>> Begin DATA FOR THIS TASK

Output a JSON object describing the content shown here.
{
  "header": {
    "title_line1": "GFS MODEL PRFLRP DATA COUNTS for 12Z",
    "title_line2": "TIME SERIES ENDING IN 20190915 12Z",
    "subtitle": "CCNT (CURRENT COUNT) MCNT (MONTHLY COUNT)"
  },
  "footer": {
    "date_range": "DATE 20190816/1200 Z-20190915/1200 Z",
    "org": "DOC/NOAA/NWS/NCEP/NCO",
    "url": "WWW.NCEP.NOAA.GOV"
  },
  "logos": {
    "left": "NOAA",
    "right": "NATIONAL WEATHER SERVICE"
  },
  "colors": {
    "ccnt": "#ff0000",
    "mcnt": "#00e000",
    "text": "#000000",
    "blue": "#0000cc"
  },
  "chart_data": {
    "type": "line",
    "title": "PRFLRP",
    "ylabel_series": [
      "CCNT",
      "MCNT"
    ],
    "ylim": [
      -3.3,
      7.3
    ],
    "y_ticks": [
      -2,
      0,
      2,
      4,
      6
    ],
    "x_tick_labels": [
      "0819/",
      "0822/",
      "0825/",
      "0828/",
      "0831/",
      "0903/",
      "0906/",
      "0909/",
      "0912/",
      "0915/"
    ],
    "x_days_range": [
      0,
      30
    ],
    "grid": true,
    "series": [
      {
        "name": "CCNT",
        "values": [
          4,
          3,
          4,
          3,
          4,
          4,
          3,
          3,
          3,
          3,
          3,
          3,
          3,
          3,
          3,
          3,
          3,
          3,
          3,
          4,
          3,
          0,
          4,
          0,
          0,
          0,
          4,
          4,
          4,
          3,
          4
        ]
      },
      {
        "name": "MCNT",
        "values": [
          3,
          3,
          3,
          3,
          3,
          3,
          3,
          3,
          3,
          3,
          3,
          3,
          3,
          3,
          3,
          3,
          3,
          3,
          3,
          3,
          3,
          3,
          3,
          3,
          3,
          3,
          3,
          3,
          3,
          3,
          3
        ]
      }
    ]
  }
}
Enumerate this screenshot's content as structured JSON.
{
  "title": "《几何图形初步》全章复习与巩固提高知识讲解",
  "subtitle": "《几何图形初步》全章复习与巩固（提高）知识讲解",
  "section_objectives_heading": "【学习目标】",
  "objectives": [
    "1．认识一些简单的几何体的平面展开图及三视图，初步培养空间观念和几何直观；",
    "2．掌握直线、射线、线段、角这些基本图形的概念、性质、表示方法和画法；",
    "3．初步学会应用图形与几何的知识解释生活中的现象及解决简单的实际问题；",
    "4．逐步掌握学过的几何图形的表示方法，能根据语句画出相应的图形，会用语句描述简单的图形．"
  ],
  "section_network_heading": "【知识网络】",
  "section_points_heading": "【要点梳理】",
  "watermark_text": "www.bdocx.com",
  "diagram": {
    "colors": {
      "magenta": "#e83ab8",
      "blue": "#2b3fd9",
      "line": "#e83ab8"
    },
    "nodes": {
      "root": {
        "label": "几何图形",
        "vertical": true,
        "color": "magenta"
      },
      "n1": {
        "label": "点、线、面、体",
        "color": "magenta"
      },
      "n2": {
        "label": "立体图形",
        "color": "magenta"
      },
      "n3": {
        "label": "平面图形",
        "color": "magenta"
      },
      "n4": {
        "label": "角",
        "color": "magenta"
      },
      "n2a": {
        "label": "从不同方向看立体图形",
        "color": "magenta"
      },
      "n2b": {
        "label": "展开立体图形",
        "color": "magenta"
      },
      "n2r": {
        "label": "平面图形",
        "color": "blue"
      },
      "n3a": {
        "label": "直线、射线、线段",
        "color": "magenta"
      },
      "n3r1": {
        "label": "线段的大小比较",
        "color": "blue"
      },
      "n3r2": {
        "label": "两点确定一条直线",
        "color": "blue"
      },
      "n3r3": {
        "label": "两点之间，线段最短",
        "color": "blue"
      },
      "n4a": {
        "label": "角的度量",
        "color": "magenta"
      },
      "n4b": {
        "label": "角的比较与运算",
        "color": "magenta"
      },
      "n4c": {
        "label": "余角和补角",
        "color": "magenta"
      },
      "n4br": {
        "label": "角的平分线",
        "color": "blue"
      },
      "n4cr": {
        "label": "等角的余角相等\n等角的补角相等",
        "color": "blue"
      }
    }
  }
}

>> End DATA FOR THIS TASK

Retype all of the entries precisely as they are.

# THE REPLY
Output a JSON object describing the content shown here.
{
  "header": {
    "title_line1": "GFS MODEL PRFLRP DATA COUNTS for 12Z",
    "title_line2": "TIME SERIES ENDING IN 20190915 12Z",
    "subtitle": "CCNT (CURRENT COUNT) MCNT (MONTHLY COUNT)"
  },
  "footer": {
    "date_range": "DATE 20190816/1200 Z-20190915/1200 Z",
    "org": "DOC/NOAA/NWS/NCEP/NCO",
    "url": "WWW.NCEP.NOAA.GOV"
  },
  "logos": {
    "left": "NOAA",
    "right": "NATIONAL WEATHER SERVICE"
  },
  "colors": {
    "ccnt": "#ff0000",
    "mcnt": "#00e000",
    "text": "#000000",
    "blue": "#0000cc"
  },
  "chart_data": {
    "type": "line",
    "title": "PRFLRP",
    "ylabel_series": [
      "CCNT",
      "MCNT"
    ],
    "ylim": [
      -3.3,
      7.3
    ],
    "y_ticks": [
      -2,
      0,
      2,
      4,
      6
    ],
    "x_tick_labels": [
      "0819/",
      "0822/",
      "0825/",
      "0828/",
      "0831/",
      "0903/",
      "0906/",
      "0909/",
      "0912/",
      "0915/"
    ],
    "x_days_range": [
      0,
      30
    ],
    "grid": true,
    "series": [
      {
        "name": "CCNT",
        "values": [
          4,
          3,
          4,
          3,
          4,
          4,
          3,
          3,
          3,
          3,
          3,
          3,
          3,
          3,
          3,
          3,
          3,
          3,
          3,
          4,
          3,
          0,
          4,
          0,
          0,
          0,
          4,
          4,
          4,
          3,
          4
        ]
      },
      {
        "name": "MCNT",
        "values": [
          3,
          3,
          3,
          3,
          3,
          3,
          3,
          3,
          3,
          3,
          3,
          3,
          3,
          3,
          3,
          3,
          3,
          3,
          3,
          3,
          3,
          3,
          3,
          3,
          3,
          3,
          3,
          3,
          3,
          3,
          3
        ]
      }
    ]
  }
}
Enumerate this screenshot's content as structured JSON.
{
  "title": "《几何图形初步》全章复习与巩固提高知识讲解",
  "subtitle": "《几何图形初步》全章复习与巩固（提高）知识讲解",
  "section_objectives_heading": "【学习目标】",
  "objectives": [
    "1．认识一些简单的几何体的平面展开图及三视图，初步培养空间观念和几何直观；",
    "2．掌握直线、射线、线段、角这些基本图形的概念、性质、表示方法和画法；",
    "3．初步学会应用图形与几何的知识解释生活中的现象及解决简单的实际问题；",
    "4．逐步掌握学过的几何图形的表示方法，能根据语句画出相应的图形，会用语句描述简单的图形．"
  ],
  "section_network_heading": "【知识网络】",
  "section_points_heading": "【要点梳理】",
  "watermark_text": "www.bdocx.com",
  "diagram": {
    "colors": {
      "magenta": "#e83ab8",
      "blue": "#2b3fd9",
      "line": "#e83ab8"
    },
    "nodes": {
      "root": {
        "label": "几何图形",
        "vertical": true,
        "color": "magenta"
      },
      "n1": {
        "label": "点、线、面、体",
        "color": "magenta"
      },
      "n2": {
        "label": "立体图形",
        "color": "magenta"
      },
      "n3": {
        "label": "平面图形",
        "color": "magenta"
      },
      "n4": {
        "label": "角",
        "color": "magenta"
      },
      "n2a": {
        "label": "从不同方向看立体图形",
        "color": "magenta"
      },
      "n2b": {
        "label": "展开立体图形",
        "color": "magenta"
      },
      "n2r": {
        "label": "平面图形",
        "color": "blue"
      },
      "n3a": {
        "label": "直线、射线、线段",
        "color": "magenta"
      },
      "n3r1": {
        "label": "线段的大小比较",
        "color": "blue"
      },
      "n3r2": {
        "label": "两点确定一条直线",
        "color": "blue"
      },
      "n3r3": {
        "label": "两点之间，线段最短",
        "color": "blue"
      },
      "n4a": {
        "label": "角的度量",
        "color": "magenta"
      },
      "n4b": {
        "label": "角的比较与运算",
        "color": "magenta"
      },
      "n4c": {
        "label": "余角和补角",
        "color": "magenta"
      },
      "n4br": {
        "label": "角的平分线",
        "color": "blue"
      },
      "n4cr": {
        "label": "等角的余角相等\n等角的补角相等",
        "color": "blue"
      }
    }
  }
}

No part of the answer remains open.